* begin Provided material *
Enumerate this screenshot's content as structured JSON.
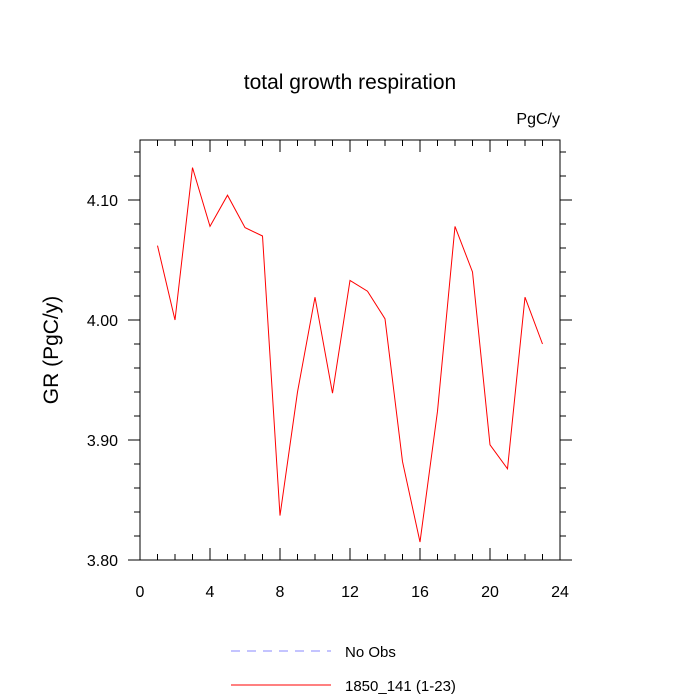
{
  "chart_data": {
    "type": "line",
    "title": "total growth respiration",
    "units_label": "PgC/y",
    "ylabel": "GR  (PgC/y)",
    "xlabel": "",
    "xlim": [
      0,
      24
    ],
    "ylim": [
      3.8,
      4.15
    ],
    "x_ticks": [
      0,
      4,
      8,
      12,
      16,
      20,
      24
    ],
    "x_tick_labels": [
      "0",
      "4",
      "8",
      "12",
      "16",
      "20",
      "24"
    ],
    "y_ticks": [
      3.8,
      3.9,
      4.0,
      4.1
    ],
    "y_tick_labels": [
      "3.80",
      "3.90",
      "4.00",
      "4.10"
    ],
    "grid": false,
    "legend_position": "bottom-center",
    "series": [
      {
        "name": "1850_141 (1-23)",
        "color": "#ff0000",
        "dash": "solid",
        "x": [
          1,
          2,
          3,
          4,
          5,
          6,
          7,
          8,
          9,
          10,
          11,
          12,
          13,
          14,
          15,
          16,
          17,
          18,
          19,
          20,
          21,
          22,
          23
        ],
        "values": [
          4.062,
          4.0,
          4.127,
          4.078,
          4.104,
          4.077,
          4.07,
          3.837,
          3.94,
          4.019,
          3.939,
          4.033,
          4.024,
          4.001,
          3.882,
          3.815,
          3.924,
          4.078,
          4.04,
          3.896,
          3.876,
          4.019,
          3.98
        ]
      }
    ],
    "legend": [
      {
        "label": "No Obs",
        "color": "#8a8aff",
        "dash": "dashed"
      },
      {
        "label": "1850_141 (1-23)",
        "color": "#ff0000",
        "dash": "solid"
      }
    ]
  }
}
* end Provided material *
* begin Provided material *
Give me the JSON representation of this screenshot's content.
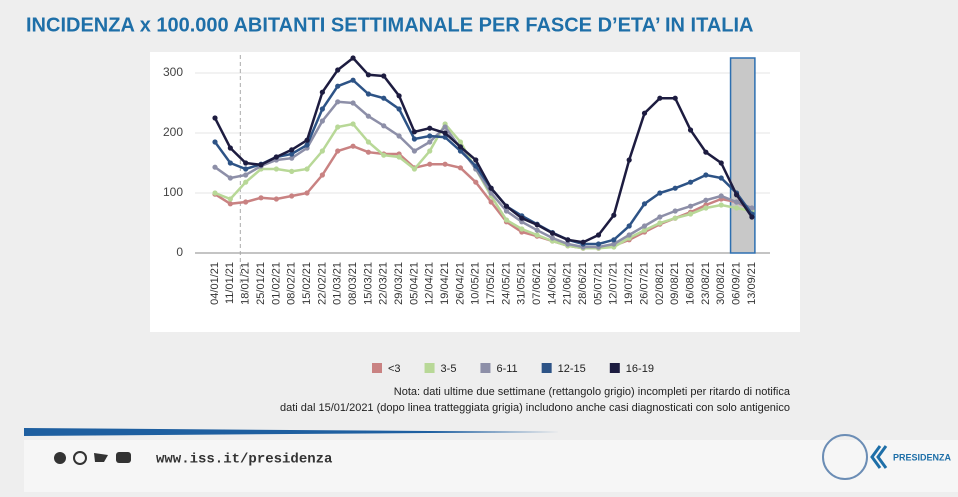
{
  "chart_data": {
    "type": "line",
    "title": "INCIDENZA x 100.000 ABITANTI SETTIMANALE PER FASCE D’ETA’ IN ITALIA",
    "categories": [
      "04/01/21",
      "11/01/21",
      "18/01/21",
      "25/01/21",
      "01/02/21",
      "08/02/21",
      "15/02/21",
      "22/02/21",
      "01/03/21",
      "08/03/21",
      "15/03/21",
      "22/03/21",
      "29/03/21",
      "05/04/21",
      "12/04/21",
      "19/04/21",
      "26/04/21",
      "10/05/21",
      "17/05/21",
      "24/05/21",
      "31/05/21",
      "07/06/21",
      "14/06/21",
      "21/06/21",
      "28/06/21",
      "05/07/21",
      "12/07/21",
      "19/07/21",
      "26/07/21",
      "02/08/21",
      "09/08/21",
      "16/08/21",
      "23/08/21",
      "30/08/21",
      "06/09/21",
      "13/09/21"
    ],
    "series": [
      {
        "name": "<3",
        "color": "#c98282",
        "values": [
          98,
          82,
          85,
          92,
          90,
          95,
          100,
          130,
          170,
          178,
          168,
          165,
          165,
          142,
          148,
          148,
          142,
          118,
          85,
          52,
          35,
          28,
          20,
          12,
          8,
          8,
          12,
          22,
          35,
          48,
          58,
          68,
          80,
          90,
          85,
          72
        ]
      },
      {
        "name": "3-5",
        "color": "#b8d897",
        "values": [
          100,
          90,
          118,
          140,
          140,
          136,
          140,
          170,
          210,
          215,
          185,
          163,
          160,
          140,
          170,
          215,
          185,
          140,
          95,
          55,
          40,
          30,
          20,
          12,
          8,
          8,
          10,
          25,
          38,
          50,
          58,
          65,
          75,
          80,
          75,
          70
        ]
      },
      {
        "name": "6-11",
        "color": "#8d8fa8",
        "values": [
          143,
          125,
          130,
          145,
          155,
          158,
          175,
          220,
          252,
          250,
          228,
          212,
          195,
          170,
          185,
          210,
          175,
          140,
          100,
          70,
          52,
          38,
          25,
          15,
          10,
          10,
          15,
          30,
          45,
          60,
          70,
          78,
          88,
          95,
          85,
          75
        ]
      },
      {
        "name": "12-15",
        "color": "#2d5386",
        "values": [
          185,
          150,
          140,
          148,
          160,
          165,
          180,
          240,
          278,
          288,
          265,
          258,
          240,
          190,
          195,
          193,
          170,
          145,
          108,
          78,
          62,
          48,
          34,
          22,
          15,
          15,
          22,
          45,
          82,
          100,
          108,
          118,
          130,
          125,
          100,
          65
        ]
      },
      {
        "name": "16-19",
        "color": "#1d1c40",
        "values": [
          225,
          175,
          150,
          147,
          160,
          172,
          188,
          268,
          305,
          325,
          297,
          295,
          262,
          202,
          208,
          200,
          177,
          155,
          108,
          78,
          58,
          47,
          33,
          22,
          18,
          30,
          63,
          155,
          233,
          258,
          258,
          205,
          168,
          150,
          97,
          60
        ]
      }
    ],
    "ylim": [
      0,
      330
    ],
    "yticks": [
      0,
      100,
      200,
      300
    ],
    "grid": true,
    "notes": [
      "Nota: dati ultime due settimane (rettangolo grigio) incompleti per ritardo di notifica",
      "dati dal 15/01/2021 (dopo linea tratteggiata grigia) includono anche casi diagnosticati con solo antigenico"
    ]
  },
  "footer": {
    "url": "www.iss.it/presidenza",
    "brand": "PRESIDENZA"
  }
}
* end Provided material *
Of the lines in the data above, how many contain the word "color"? Give only that figure.

8